==== Trecho do documento ====

A pesquisa Genial/Quaest com melhora do Bolsonaro (agora no geral era Lula 44 x 31 Bolsonaro) tem que ser analisada pelo viés do Auxílio Brasil sim, mas é preciso enxergar essa melhora do Bolsonaro sob um outro viés: ela veio exclusivamente do público evangelico. É esse povo que está sendo bombardeado por propaganda bolsonarista. 48 a 29 pra ele.
Se você for ver, a ascensão do Bolsonaro entre os evangélicos explica tudo: a queda geral da rejeição, a percepção da economia (parte da propaganda bolsonarista nesse público tem a ver com isso), a melhora entre quem recebe Auxílio Brasil (tem MUITO evangélico aí). Por mais que as coisas estejam dentro da margem de erro, é necessário frisar mais uma vez a urgência de travar uma batalha real por esse público. E uma batalha sem pieguices, ancorada no realismo, que combata os discursos do Bolsonaro nessa eleição mas estruture a atuação depois.
Em fevereiro desse ano Lula estava nominalmente à frente do Bolsonaro entre evangélicos (35 x 34). Hoje, Bolsonaro acumula quase 20 pontos de frente (48 x 29). O fenômeno segue ignorado. A diferença é que em 2018 o público evangélico decidiu a eleição. Em 2022, por conta da rejeição a Bolsonaro, talvez não seja uma força suficiente para isso.
A verdade é que esse é literalmente o único gráfico que precisa ser analisado na Pesquisa Genial/Quaest, porque explica todos os outros. Inclusive para os meses anteriores. Esse é o movimento decisivo pra entender a eleição de 2022. Já foi o movimento decisivo em 2018, inclusive.

Ainda que entre católicos Bolsonaro esteja um pouco inflado (nos sem religião a preferência por ele é menor), dá um bom grupo de controle, justamente pelos muito “não praticantes”. Na sociedade “não evangélica”, a tônica é essa: Lula tem metade dos votos e Bolsonaro tem cerca de um quarto dos votos totais.
O gráfico dos votos dados pelos católicos inclusive percebe melhor que o dos evangélicos o aumento da preferência por Bolsonaro em abril, quando Sergio Moro saiu da disputa e a grande maioria dos votos do ex-juiz foram pra Bolsonaro.
O que é totalmente destoante? O gráfico evangélico.

====

Tarefas e exercícios =
1. Reescreva em forma de lista o parágrafo do texto sobre a pesquisa Genial/Quaest que começa com "Em fevereiro desse ano", mantendo seus fatos principais.
2. Transcreva sem alterações o trecho do texto sobre a pesquisa Genial/Quaest que começa nas palavras que contêm "A pesquisa Genial/Quaest com" e termina depois de "a atuação depois.".

==== Material fornecido ====

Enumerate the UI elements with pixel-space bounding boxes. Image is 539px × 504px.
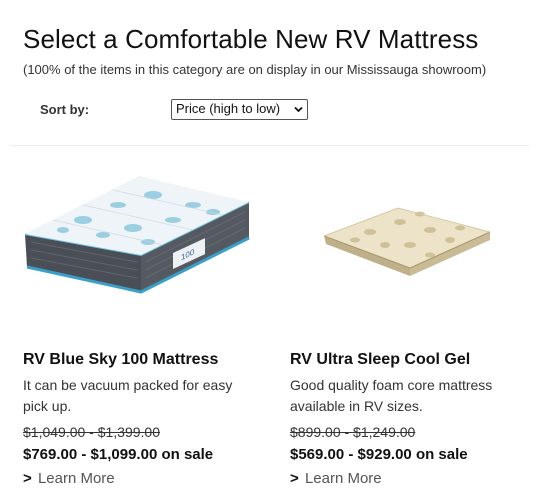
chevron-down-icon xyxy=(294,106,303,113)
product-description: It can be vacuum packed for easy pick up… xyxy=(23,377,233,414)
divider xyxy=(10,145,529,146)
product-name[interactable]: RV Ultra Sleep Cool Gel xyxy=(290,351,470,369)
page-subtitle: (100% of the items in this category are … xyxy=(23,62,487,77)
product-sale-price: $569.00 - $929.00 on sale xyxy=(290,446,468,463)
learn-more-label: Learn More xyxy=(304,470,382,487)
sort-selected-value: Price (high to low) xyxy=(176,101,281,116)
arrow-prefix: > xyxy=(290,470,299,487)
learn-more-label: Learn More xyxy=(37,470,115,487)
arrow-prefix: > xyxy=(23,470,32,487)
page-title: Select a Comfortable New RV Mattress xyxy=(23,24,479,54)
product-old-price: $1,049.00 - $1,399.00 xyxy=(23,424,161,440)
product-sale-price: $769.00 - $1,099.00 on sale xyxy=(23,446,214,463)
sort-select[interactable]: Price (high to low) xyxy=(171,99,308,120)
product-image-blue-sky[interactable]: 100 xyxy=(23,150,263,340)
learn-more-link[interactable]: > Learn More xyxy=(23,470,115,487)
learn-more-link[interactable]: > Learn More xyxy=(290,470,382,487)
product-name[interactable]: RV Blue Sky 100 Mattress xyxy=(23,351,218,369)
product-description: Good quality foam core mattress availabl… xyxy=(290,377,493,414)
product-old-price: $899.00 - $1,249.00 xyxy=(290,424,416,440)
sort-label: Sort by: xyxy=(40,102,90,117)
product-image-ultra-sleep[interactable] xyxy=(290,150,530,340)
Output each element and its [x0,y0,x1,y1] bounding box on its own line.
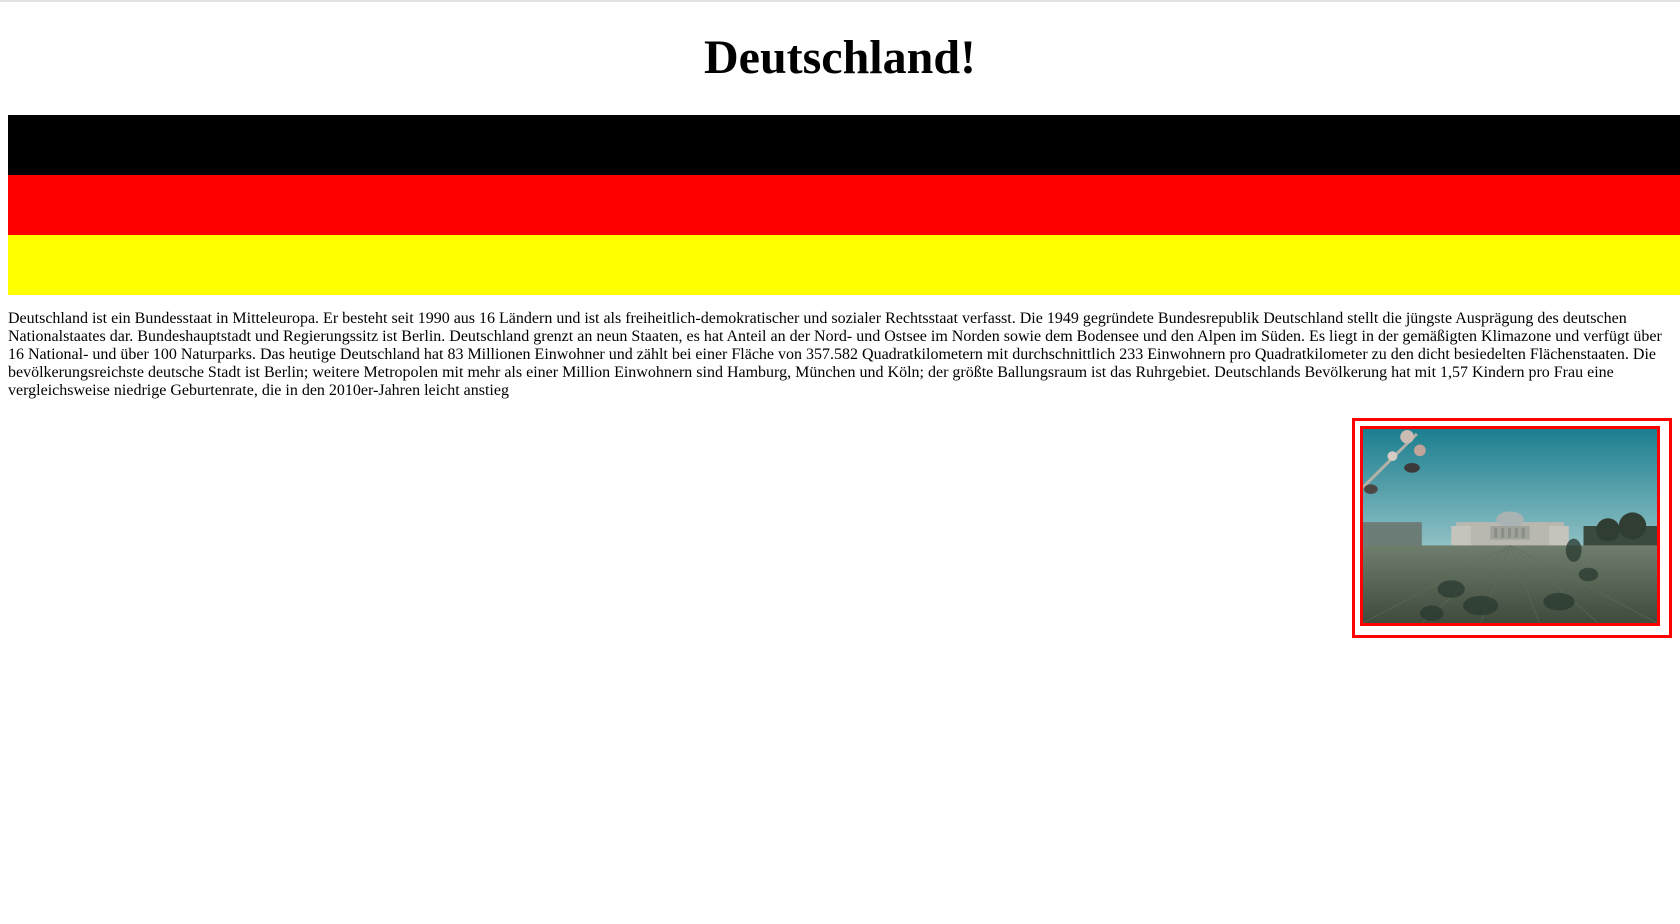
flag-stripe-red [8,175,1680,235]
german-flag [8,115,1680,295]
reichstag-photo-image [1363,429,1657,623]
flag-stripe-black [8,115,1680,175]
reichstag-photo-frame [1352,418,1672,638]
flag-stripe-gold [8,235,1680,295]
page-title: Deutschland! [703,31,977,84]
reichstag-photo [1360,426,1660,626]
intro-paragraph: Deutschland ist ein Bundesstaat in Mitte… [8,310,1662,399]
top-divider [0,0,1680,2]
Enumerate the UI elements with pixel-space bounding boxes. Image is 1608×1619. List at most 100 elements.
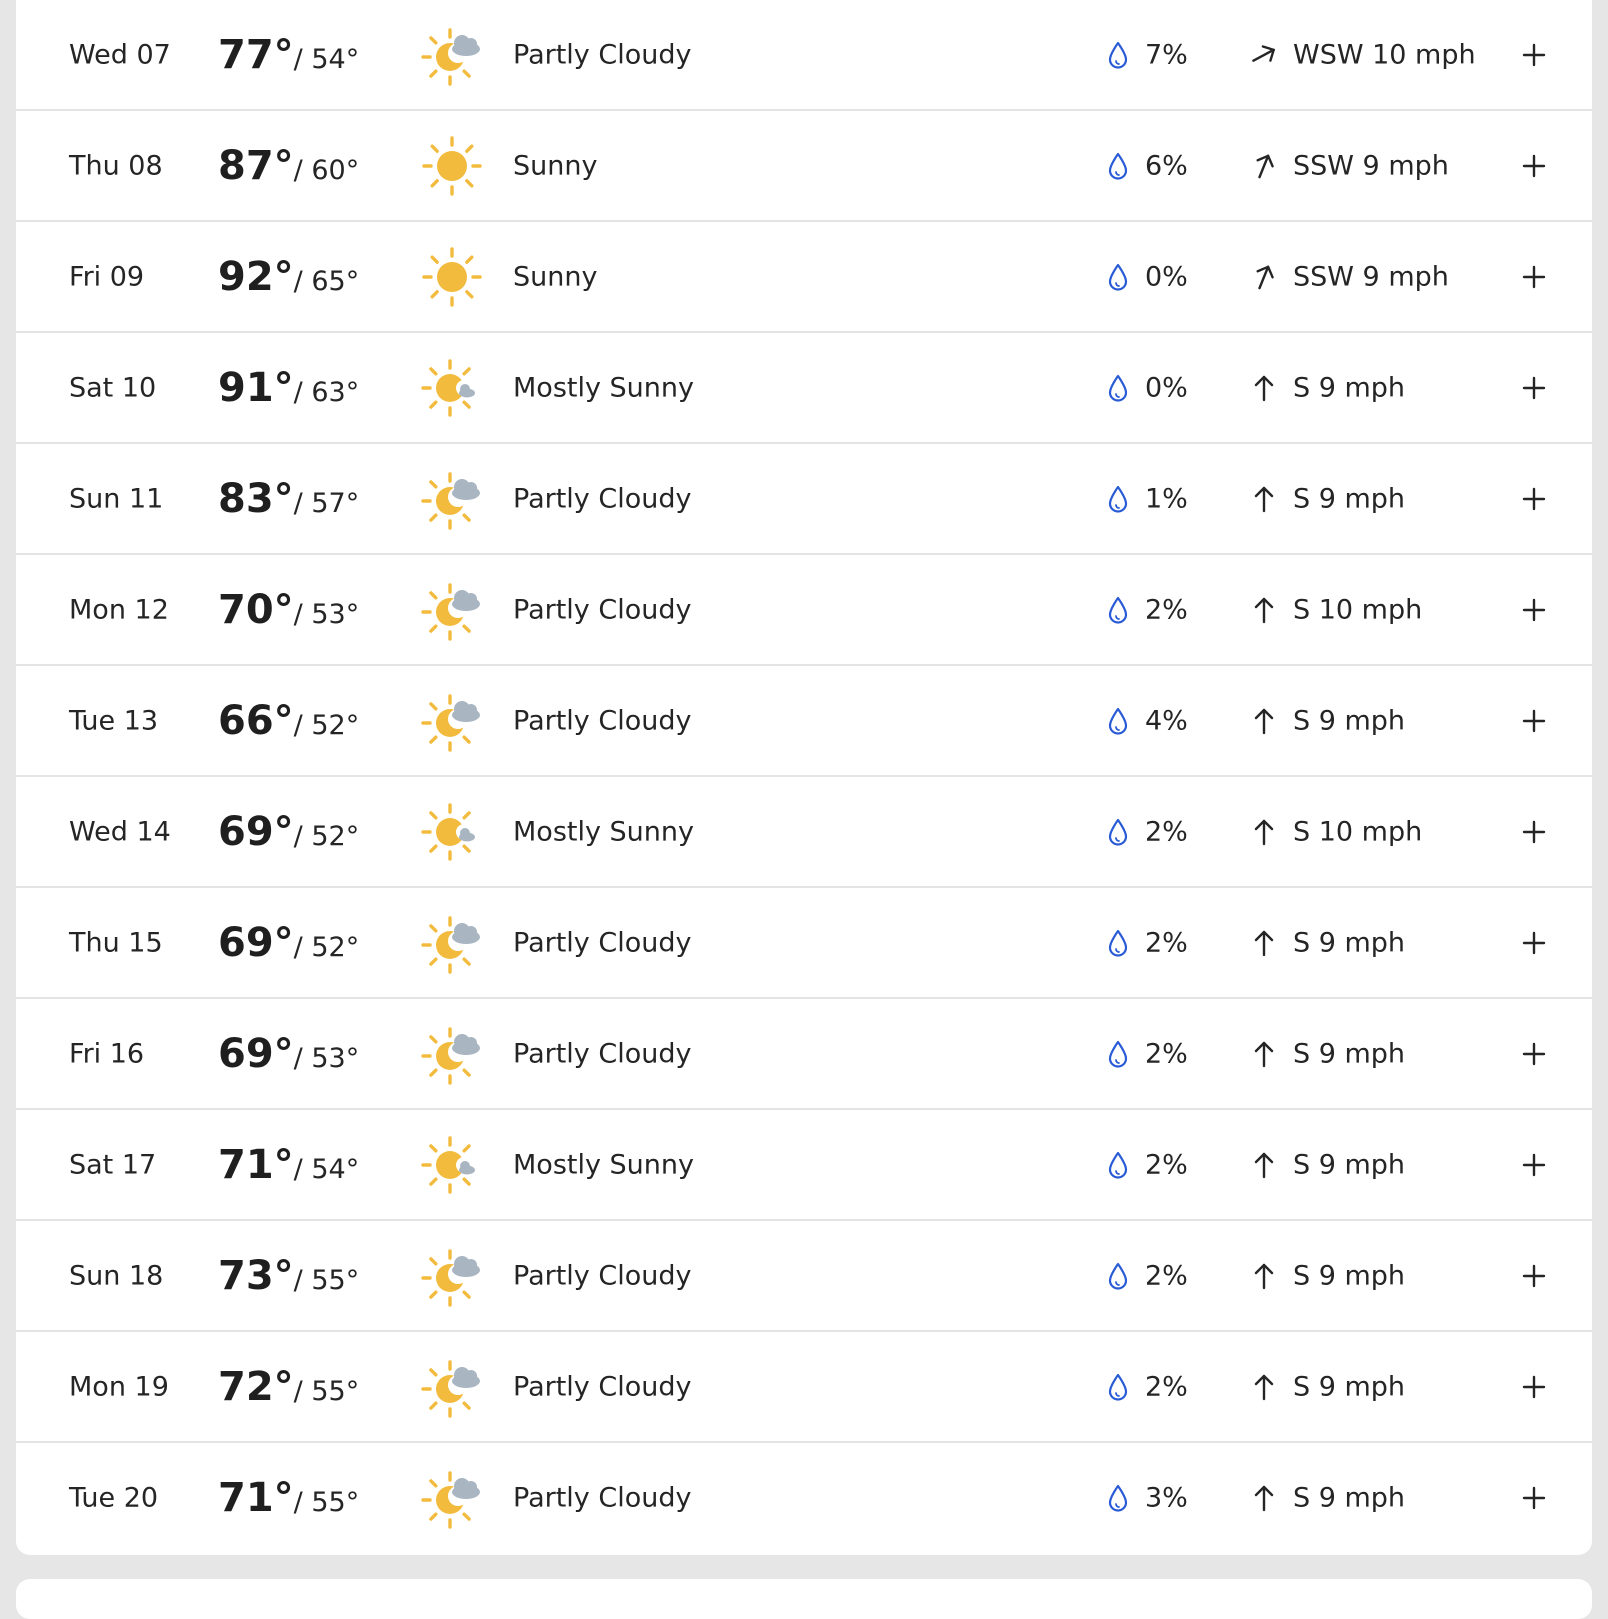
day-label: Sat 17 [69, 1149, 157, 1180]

====

Resultados =
1.
- Em fevereiro, Lula estava nominalmente à frente de Bolsonaro entre evangélicos (35 x 34).
- Hoje, Bolsonaro tem quase 20 pontos de vantagem nesse público (48 x 29).
- O fenômeno continua sendo ignorado.
- Em 2018, o público evangélico decidiu a eleição.
- Em 2022, por causa da rejeição a Bolsonaro, talvez não tenha força suficiente para isso.

2.
A pesquisa Genial/Quaest com melhora do Bolsonaro (agora no geral era Lula 44 x 31 Bolsonaro) tem que ser analisada pelo viés do Auxílio Brasil sim, mas é preciso enxergar essa melhora do Bolsonaro sob um outro viés: ela veio exclusivamente do público evangelico. É esse povo que está sendo bombardeado por propaganda bolsonarista. 48 a 29 pra ele.
Se você for ver, a ascensão do Bolsonaro entre os evangélicos explica tudo: a queda geral da rejeição, a percepção da economia (parte da propaganda bolsonarista nesse público tem a ver com isso), a melhora entre quem recebe Auxílio Brasil (tem MUITO evangélico aí). Por mais que as coisas estejam dentro da margem de erro, é necessário frisar mais uma vez a urgência de travar uma batalha real por esse público. E uma batalha sem pieguices, ancorada no realismo, que combata os discursos do Bolsonaro nessa eleição mas estruture a atuação depois.